● Task to carry out
Lines that hold the string "value" are to be counted; give only their number.

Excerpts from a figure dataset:
[START]

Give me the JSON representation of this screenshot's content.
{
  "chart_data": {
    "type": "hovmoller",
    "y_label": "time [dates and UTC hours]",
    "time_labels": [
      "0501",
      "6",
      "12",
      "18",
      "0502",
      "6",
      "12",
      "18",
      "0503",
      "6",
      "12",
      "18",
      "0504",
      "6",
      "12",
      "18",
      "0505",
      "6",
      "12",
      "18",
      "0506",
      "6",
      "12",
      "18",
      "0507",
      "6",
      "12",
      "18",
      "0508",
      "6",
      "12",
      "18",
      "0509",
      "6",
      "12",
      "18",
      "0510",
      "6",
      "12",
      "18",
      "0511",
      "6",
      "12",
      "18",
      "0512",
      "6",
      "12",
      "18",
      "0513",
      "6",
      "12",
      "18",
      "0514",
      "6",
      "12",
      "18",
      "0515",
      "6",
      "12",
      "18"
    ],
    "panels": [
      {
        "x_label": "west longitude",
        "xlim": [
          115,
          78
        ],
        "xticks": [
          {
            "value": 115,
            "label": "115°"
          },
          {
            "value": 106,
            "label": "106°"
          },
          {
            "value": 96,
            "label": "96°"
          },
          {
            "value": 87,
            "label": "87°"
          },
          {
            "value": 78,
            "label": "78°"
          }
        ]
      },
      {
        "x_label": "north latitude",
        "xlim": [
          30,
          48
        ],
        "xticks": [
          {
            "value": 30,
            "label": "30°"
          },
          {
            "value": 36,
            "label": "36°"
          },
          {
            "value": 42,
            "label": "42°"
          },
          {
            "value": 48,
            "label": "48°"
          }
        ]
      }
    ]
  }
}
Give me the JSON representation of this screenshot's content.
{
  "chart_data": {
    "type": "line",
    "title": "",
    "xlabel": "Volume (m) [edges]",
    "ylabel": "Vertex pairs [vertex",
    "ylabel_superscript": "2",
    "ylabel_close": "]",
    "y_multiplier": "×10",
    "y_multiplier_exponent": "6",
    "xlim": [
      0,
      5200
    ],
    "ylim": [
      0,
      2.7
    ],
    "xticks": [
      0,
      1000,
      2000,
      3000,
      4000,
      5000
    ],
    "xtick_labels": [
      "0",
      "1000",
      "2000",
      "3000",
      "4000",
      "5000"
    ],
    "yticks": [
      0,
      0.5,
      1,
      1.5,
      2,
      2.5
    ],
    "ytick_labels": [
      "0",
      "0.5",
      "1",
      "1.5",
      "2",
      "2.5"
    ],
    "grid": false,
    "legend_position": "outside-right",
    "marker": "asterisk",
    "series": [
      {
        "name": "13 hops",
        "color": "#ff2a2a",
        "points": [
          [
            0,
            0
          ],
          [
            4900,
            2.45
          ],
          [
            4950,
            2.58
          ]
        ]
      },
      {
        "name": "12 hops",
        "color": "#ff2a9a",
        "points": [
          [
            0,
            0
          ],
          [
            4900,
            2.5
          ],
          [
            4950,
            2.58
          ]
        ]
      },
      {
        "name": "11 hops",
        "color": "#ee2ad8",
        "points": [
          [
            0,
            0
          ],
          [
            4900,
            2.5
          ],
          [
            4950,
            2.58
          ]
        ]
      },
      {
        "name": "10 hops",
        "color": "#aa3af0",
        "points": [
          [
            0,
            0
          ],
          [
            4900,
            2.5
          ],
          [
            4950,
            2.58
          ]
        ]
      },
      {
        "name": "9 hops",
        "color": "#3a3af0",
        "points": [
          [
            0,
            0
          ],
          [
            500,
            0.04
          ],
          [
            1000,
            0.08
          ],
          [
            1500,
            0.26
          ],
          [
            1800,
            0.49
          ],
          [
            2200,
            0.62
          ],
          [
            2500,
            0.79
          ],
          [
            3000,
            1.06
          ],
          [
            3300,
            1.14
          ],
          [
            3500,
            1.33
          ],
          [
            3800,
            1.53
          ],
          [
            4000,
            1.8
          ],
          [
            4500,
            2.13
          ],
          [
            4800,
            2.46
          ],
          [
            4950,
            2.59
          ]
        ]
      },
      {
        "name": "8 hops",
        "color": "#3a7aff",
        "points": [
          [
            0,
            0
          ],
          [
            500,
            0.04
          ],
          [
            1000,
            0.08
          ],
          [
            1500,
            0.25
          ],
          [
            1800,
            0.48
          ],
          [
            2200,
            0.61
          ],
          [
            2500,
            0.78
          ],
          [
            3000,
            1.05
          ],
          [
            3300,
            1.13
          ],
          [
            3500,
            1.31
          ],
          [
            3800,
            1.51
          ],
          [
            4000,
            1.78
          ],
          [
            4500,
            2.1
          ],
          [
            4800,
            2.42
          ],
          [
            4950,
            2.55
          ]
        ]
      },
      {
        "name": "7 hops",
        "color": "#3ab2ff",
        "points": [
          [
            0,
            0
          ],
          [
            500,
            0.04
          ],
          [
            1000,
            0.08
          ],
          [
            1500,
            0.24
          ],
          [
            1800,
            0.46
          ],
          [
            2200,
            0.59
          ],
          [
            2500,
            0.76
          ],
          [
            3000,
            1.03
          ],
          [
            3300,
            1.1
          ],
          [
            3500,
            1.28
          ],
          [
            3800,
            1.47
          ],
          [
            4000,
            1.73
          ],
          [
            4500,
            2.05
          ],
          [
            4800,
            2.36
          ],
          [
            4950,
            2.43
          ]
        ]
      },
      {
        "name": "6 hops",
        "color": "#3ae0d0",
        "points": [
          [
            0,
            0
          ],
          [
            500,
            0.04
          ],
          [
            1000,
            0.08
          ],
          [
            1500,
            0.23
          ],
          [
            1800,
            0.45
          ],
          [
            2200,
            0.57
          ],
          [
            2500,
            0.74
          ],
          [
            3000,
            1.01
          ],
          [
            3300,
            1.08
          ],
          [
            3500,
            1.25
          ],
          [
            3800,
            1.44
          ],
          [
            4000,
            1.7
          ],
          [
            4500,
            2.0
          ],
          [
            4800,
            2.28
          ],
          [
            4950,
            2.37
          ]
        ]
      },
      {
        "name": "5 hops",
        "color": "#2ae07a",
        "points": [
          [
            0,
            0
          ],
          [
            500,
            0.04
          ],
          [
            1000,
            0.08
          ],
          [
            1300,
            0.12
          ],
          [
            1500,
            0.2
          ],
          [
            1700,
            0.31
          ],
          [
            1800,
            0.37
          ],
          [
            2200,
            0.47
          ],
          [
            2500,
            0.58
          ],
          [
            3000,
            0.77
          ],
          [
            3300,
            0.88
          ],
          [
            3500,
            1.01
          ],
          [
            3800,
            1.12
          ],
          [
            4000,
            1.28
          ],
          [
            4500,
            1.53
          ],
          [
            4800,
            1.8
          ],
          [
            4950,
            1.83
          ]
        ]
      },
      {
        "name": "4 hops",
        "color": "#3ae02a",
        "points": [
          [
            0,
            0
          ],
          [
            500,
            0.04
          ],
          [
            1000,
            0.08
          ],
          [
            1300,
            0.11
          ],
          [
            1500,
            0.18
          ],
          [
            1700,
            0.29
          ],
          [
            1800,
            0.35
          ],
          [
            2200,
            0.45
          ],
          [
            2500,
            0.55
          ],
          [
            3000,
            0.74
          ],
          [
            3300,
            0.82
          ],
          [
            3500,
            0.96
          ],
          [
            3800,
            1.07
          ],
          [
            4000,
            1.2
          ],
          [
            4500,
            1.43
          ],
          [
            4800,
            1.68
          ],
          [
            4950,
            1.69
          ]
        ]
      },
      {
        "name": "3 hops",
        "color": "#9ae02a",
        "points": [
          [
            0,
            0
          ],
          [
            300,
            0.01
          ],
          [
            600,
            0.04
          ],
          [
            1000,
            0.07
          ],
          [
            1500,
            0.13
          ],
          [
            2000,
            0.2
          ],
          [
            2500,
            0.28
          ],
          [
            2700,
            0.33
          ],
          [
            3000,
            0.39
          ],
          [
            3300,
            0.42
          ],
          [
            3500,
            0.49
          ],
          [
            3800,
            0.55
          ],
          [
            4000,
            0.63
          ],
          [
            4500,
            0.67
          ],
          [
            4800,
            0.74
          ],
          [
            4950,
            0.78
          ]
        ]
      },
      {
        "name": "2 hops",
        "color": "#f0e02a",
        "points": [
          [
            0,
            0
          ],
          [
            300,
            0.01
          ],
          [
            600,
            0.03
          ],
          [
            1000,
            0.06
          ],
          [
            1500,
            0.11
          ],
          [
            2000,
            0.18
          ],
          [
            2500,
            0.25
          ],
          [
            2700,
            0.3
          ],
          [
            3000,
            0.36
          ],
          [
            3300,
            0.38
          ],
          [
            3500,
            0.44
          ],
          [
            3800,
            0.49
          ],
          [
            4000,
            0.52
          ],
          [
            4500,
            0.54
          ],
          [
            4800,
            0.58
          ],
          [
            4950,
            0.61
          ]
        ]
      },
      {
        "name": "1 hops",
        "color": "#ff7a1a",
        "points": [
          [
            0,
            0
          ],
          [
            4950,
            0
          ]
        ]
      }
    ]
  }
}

[END]

● Result for this task
9